Pull out each line of the data that includes the word "Regular".

## Dataset records on visual material
• • • •
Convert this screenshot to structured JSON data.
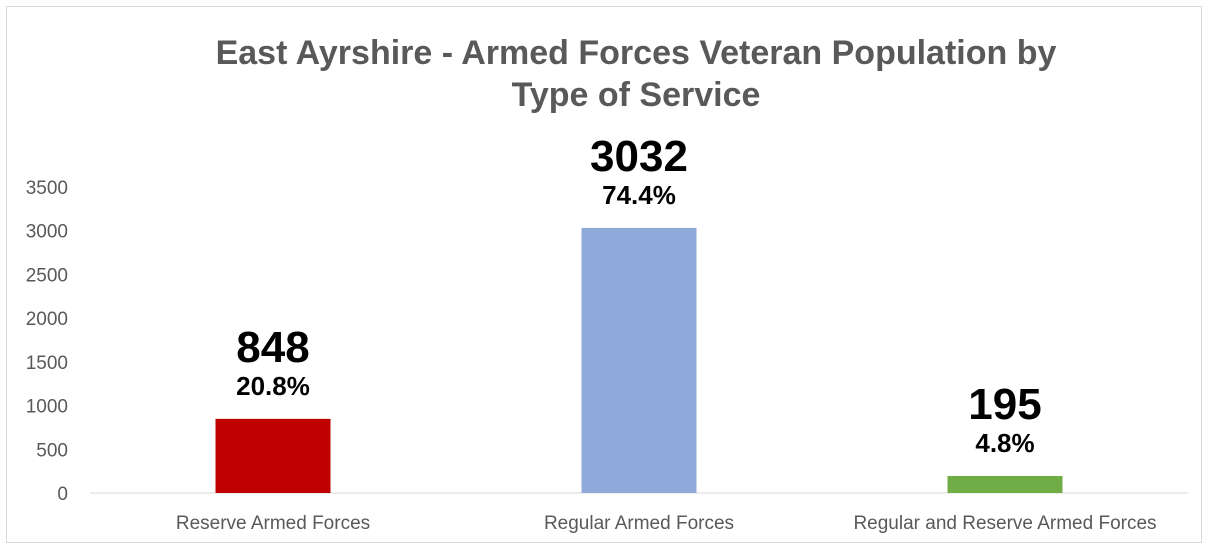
{
  "chart_data": {
    "type": "bar",
    "title_line1": "East Ayrshire - Armed Forces Veteran Population by",
    "title_line2": "Type of Service",
    "title": "East Ayrshire - Armed Forces Veteran Population by Type of Service",
    "categories": [
      "Reserve Armed Forces",
      "Regular Armed Forces",
      "Regular and Reserve Armed Forces"
    ],
    "values": [
      848,
      3032,
      195
    ],
    "value_labels": [
      "848",
      "3032",
      "195"
    ],
    "percent_labels": [
      "20.8%",
      "74.4%",
      "4.8%"
    ],
    "colors": [
      "#c00000",
      "#8eaadb",
      "#70ad47"
    ],
    "ylim": [
      0,
      3500
    ],
    "yticks": [
      "0",
      "500",
      "1000",
      "1500",
      "2000",
      "2500",
      "3000",
      "3500"
    ],
    "grid": false,
    "legend": "none"
  }
}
• • • •
## TASK OUTPUT
      "Regular Armed Forces",
      "Regular and Reserve Armed Forces"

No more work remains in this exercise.